Your task — Take each line containing the word "dedemu" and copy it.

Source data
-*-

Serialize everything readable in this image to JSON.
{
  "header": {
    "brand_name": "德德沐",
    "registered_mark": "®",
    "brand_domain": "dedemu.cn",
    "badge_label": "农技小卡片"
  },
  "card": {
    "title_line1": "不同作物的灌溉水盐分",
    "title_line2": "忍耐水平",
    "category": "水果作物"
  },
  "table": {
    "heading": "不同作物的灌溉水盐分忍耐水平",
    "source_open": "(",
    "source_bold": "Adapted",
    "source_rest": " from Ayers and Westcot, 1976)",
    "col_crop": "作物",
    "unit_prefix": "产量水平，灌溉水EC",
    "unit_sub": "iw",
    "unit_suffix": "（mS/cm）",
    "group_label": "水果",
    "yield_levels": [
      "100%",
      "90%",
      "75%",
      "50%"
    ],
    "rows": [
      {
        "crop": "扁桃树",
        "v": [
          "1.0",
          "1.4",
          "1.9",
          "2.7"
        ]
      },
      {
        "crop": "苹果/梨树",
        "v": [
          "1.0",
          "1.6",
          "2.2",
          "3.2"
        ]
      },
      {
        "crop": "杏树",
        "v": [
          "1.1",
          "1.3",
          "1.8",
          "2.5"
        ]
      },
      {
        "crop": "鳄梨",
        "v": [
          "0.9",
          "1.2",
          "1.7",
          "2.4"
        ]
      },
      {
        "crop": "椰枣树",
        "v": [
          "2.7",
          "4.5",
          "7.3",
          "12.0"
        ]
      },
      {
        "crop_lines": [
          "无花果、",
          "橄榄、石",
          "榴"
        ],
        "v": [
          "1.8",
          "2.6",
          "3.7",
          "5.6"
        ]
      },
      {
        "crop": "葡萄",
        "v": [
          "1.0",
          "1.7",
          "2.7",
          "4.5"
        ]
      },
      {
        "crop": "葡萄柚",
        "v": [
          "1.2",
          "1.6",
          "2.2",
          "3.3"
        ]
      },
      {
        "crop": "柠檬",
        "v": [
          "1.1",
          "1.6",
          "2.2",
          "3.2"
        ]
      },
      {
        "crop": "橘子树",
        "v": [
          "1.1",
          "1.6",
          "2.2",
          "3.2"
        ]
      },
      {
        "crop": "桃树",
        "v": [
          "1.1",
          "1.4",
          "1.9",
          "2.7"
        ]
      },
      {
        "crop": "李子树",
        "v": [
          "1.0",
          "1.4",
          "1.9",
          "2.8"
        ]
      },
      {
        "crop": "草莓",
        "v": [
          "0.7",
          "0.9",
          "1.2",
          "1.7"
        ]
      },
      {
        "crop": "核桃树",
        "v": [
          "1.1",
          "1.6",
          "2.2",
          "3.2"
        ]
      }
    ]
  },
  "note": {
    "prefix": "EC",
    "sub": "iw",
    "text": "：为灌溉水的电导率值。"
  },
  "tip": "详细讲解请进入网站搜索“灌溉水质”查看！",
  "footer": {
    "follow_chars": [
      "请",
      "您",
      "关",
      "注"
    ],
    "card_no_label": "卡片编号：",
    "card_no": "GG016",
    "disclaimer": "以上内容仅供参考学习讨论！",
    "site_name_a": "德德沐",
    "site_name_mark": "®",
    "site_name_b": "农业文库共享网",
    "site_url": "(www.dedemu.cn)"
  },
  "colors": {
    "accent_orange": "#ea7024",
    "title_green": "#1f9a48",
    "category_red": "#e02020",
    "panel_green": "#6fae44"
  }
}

-*-

Exercise output —
    "brand_domain": "dedemu.cn",
    "site_url": "(www.dedemu.cn)"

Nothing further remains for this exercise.